** Task requirements **
Below are the entries; state how many of their lines contain the string "libertà", and nothing more.

-- BEGIN Dataset --

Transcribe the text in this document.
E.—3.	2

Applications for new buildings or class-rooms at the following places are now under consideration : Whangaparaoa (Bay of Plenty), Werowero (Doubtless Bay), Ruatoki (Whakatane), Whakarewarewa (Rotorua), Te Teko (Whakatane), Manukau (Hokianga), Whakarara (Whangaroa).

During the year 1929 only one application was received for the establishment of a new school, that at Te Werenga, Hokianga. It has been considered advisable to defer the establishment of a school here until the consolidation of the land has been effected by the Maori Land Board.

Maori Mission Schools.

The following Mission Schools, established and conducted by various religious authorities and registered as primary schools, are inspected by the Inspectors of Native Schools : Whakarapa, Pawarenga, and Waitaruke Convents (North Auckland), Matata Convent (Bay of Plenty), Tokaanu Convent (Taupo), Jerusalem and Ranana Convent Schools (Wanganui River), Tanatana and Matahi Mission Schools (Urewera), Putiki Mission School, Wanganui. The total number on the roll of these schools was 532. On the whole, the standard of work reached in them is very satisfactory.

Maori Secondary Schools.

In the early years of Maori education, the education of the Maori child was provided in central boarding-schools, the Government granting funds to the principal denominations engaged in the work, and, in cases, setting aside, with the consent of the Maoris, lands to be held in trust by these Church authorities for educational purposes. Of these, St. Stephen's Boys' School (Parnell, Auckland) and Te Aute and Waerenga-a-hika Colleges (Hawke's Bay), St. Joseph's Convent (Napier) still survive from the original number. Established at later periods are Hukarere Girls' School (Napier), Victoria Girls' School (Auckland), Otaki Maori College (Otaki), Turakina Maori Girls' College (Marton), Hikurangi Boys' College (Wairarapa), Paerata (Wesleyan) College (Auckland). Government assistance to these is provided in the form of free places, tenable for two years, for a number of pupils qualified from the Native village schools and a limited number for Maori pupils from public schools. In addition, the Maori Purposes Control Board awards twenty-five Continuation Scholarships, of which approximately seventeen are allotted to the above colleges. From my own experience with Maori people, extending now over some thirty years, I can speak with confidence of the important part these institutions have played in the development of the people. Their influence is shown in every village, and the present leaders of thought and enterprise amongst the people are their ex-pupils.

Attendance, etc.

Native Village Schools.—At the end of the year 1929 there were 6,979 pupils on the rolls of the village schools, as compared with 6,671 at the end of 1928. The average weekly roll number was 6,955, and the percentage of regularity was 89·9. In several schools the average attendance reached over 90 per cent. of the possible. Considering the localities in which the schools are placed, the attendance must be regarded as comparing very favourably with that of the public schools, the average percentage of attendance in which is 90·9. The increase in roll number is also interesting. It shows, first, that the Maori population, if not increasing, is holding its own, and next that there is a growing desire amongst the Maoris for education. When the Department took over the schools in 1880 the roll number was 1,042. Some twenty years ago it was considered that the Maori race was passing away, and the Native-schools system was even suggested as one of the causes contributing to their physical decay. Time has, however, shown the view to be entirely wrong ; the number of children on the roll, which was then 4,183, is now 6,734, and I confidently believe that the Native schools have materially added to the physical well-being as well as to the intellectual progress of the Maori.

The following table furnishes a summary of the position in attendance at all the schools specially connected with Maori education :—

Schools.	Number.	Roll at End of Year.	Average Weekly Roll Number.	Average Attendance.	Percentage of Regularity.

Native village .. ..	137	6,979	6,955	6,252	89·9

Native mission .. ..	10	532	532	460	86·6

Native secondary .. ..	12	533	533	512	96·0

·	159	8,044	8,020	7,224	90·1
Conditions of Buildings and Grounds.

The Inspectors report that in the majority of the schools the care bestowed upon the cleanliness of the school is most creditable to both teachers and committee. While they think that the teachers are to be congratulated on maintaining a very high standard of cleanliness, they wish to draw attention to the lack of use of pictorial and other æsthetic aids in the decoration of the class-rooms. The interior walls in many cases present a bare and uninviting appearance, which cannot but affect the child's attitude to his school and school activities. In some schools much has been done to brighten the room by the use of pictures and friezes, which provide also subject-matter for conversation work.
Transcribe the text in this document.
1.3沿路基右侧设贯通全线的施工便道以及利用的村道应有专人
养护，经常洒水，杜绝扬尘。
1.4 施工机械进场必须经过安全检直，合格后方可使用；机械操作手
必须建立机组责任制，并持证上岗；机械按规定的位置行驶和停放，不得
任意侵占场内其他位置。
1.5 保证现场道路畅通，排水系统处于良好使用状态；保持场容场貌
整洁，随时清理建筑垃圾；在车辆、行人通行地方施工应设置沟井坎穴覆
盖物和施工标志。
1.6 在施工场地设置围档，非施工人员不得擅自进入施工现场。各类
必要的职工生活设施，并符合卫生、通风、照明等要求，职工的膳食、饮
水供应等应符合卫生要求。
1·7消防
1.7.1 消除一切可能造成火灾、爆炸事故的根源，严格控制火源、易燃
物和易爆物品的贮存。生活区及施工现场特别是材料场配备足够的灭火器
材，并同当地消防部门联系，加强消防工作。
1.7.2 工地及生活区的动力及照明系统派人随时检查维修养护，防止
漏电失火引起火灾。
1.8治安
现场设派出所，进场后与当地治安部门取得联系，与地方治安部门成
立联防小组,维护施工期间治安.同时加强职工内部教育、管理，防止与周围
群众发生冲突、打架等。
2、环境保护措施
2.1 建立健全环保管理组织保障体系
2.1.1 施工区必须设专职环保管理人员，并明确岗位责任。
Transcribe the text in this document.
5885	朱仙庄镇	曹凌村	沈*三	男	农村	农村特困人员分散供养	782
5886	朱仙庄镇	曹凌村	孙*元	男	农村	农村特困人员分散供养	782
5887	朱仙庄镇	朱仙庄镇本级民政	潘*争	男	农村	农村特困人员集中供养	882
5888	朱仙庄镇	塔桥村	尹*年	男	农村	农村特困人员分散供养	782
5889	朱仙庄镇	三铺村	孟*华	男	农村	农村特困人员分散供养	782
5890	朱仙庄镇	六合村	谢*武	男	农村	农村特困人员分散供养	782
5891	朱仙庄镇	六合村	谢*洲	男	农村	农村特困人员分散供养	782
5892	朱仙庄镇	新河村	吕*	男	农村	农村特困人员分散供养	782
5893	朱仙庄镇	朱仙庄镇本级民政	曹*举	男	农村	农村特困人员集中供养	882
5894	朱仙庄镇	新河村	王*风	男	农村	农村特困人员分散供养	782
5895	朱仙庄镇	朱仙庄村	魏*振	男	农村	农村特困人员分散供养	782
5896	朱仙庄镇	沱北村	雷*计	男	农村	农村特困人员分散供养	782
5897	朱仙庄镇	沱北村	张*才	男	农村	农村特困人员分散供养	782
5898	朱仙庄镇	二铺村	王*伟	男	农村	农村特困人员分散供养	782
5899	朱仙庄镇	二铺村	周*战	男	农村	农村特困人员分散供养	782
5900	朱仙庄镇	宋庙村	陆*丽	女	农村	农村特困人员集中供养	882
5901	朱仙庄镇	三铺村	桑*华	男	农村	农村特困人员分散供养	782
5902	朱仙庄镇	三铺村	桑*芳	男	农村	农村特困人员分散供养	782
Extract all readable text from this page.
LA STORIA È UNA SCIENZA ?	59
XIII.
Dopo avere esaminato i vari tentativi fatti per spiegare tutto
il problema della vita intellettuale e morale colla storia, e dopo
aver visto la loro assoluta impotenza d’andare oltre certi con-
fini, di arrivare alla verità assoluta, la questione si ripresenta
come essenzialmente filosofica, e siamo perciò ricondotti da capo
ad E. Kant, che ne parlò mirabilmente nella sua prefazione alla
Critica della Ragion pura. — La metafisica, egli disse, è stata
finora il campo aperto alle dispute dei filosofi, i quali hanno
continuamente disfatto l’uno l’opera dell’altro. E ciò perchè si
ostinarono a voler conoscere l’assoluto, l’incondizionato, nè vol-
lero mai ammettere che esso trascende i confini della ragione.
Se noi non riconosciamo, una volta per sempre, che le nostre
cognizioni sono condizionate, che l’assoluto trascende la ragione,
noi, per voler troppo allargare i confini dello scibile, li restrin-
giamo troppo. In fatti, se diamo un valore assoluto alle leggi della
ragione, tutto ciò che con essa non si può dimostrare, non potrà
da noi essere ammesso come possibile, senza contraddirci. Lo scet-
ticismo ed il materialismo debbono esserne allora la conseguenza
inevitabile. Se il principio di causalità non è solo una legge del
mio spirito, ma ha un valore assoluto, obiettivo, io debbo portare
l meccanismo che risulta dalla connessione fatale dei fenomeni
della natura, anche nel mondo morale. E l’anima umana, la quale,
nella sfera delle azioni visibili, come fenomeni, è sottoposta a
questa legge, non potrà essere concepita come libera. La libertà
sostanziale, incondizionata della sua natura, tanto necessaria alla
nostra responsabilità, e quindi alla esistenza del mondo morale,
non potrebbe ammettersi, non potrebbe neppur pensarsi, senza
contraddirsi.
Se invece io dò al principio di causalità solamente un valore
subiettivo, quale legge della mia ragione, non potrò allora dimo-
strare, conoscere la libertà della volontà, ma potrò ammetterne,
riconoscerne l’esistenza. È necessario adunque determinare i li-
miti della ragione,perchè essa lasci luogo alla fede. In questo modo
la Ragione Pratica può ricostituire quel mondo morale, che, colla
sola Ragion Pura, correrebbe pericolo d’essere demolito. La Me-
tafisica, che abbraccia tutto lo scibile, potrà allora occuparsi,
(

-- END Dataset --

** Exercise answer **
2